(Dataset items)
----

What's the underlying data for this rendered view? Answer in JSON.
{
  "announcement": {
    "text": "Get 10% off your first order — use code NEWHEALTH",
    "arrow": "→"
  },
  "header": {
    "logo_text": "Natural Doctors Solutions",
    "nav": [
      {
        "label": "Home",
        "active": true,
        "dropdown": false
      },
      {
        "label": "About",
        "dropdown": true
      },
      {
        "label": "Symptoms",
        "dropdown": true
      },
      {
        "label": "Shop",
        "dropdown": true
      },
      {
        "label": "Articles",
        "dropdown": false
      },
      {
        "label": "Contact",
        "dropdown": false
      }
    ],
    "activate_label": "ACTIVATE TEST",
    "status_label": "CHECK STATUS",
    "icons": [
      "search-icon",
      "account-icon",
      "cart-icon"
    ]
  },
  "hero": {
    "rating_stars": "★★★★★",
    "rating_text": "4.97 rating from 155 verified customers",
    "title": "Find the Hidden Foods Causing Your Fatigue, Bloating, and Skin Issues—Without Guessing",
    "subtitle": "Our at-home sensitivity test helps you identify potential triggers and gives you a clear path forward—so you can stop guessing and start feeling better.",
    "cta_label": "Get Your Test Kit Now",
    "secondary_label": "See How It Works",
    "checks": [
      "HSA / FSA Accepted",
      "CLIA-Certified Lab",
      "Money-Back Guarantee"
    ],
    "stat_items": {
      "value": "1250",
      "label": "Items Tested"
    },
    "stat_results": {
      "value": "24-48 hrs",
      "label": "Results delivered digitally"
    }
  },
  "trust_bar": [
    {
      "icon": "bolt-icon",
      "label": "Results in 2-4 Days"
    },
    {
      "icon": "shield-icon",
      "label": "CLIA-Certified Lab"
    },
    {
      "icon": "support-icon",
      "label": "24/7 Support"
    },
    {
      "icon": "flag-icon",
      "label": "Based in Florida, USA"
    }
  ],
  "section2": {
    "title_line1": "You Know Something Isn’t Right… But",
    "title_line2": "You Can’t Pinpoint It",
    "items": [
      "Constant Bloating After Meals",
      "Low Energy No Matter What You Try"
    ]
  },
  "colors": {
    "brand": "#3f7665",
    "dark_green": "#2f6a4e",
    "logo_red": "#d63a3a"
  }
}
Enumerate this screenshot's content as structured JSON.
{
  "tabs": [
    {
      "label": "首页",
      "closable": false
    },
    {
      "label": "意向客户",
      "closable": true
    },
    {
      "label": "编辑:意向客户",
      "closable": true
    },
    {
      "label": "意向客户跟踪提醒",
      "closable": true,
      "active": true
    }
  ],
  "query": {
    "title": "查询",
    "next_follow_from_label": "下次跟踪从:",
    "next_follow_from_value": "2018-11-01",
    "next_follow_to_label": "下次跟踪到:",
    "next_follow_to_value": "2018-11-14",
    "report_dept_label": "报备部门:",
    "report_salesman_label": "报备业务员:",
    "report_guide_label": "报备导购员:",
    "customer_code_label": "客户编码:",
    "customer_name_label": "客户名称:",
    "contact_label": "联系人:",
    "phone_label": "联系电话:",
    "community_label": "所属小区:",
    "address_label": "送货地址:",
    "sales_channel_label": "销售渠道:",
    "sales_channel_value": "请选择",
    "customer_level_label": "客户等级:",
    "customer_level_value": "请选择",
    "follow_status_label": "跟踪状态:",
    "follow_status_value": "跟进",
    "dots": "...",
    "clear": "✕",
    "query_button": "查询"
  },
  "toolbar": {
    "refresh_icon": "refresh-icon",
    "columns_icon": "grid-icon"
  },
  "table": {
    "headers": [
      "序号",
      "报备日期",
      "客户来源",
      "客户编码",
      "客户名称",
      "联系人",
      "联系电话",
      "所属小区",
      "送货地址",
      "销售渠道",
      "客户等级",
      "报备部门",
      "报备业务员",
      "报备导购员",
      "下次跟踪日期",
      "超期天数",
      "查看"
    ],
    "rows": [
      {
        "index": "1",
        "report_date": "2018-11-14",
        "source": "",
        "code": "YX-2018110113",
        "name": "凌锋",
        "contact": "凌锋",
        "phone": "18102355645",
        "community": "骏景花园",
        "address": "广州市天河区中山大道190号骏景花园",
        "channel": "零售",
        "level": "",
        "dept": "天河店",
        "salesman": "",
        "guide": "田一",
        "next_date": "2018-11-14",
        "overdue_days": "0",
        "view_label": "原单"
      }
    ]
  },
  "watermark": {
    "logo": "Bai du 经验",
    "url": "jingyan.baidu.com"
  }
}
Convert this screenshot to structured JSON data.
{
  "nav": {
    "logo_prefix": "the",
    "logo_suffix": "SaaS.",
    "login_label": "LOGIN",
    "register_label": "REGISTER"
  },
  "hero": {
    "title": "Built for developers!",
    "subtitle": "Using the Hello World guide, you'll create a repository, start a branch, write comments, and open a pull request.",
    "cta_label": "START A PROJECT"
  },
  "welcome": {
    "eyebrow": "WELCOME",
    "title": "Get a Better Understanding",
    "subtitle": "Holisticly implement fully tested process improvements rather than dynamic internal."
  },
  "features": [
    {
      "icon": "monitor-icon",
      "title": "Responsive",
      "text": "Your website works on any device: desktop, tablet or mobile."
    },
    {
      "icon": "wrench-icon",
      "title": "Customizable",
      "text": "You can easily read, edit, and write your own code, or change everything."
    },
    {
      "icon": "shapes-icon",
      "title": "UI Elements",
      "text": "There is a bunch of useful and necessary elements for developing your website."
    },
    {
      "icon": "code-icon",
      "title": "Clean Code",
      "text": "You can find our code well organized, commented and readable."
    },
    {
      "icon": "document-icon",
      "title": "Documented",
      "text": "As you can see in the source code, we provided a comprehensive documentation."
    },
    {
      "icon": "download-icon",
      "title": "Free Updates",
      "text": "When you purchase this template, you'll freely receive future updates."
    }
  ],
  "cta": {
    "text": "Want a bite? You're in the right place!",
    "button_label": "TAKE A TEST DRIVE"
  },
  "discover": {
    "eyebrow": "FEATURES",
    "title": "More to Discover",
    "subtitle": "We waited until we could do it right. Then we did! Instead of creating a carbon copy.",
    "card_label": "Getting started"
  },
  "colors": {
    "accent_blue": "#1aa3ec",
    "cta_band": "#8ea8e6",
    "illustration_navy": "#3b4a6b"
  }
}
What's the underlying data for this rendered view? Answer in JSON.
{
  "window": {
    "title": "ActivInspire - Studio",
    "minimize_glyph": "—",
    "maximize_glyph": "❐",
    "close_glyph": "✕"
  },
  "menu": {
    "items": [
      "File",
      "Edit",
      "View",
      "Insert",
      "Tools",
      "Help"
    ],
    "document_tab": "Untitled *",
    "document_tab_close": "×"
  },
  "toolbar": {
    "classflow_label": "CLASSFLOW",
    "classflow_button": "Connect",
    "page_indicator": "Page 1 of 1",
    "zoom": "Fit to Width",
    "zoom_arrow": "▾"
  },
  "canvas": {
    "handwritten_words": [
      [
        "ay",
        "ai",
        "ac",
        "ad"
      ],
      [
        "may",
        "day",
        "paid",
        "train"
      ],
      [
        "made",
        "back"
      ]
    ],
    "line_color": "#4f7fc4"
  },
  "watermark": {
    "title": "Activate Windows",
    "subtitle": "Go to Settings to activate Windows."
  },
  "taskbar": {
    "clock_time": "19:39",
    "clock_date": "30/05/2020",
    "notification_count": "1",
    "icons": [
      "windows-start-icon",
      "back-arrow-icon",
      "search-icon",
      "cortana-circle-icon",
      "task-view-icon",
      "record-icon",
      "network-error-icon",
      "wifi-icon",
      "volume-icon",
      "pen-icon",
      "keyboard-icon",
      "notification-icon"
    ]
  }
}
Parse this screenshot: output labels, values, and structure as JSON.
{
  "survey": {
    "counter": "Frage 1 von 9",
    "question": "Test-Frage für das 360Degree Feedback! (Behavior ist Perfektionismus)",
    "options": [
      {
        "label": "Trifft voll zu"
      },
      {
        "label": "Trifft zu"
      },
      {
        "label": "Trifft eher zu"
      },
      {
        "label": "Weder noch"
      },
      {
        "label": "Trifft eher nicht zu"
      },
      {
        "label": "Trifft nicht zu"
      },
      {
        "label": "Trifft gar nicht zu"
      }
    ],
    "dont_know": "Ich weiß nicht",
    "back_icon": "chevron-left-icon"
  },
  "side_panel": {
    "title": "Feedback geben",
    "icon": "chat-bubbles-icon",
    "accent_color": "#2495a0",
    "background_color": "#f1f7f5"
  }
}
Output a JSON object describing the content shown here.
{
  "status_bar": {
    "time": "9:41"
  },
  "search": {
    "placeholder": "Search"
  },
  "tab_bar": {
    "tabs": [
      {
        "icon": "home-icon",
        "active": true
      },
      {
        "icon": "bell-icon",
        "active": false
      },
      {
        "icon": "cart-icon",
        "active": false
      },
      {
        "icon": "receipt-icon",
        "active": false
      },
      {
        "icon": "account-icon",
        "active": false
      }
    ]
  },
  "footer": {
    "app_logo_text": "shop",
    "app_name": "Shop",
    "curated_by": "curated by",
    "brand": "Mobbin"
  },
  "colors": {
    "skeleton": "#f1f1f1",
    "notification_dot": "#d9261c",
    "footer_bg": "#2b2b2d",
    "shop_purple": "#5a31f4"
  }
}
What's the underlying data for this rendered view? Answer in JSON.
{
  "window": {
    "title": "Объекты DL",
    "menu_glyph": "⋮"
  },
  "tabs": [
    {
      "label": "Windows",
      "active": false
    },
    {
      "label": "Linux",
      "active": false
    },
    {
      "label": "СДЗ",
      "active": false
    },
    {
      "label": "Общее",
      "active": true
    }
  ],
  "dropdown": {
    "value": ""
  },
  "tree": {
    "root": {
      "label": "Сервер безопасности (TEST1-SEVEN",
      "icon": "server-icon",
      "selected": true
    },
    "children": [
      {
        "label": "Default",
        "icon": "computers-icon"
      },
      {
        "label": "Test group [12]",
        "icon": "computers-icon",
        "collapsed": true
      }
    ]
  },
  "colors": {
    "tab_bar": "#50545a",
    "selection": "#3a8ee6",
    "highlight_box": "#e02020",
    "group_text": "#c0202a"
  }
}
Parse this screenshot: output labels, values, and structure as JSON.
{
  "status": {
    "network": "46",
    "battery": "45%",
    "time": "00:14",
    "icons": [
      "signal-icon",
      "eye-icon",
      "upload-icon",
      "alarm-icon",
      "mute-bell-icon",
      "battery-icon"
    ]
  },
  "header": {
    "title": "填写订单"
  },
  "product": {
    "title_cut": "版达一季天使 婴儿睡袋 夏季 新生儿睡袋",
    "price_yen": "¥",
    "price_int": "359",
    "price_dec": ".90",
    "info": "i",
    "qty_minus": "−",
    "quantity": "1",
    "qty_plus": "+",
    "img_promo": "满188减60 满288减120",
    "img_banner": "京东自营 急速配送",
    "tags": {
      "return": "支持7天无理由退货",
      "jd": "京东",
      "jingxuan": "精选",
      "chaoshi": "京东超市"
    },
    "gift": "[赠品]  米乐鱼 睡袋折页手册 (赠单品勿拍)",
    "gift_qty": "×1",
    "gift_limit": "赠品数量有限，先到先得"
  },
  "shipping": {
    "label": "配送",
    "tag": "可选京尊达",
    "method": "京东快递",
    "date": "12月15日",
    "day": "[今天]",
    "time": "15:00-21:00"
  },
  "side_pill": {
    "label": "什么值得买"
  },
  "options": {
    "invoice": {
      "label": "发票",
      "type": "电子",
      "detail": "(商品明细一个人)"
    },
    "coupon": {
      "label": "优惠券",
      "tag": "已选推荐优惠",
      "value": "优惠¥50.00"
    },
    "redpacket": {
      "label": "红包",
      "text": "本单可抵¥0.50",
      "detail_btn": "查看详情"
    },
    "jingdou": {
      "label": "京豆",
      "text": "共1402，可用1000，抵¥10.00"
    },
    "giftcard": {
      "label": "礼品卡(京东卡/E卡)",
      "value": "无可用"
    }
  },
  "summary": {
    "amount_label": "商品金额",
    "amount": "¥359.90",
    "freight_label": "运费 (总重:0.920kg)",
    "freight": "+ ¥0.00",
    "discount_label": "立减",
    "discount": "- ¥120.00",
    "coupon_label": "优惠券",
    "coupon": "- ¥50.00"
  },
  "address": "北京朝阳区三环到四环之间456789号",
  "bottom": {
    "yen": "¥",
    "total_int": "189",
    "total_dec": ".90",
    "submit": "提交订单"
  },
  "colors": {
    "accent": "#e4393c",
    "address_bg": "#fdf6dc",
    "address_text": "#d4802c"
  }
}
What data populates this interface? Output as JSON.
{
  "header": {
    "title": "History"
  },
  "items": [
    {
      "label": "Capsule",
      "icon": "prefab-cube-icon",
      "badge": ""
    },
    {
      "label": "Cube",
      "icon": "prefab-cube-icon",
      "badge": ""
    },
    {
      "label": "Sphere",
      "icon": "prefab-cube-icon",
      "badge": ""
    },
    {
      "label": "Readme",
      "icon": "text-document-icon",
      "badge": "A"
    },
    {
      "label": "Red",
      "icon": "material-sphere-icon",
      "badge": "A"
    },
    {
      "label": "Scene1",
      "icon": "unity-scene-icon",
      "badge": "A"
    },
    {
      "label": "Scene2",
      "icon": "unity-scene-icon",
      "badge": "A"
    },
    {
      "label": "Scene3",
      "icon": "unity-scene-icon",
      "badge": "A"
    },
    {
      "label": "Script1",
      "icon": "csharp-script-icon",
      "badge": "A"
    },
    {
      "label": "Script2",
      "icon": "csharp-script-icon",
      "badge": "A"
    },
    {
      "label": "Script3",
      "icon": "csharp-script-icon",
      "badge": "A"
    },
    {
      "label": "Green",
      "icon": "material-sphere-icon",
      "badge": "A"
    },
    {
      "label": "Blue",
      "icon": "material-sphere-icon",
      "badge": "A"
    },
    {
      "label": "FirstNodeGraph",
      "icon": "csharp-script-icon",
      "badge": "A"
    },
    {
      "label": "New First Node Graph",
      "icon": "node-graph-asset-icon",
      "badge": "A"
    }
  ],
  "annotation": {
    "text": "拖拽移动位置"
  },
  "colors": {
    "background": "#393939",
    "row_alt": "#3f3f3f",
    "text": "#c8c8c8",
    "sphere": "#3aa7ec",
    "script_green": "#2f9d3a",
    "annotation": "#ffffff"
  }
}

----

GOAL OF THE EXERCISE
List every line above containing the word "Feedback".

FINAL RESULT
    "question": "Test-Frage für das 360Degree Feedback! (Behavior ist Perfektionismus)",
    "title": "Feedback geben",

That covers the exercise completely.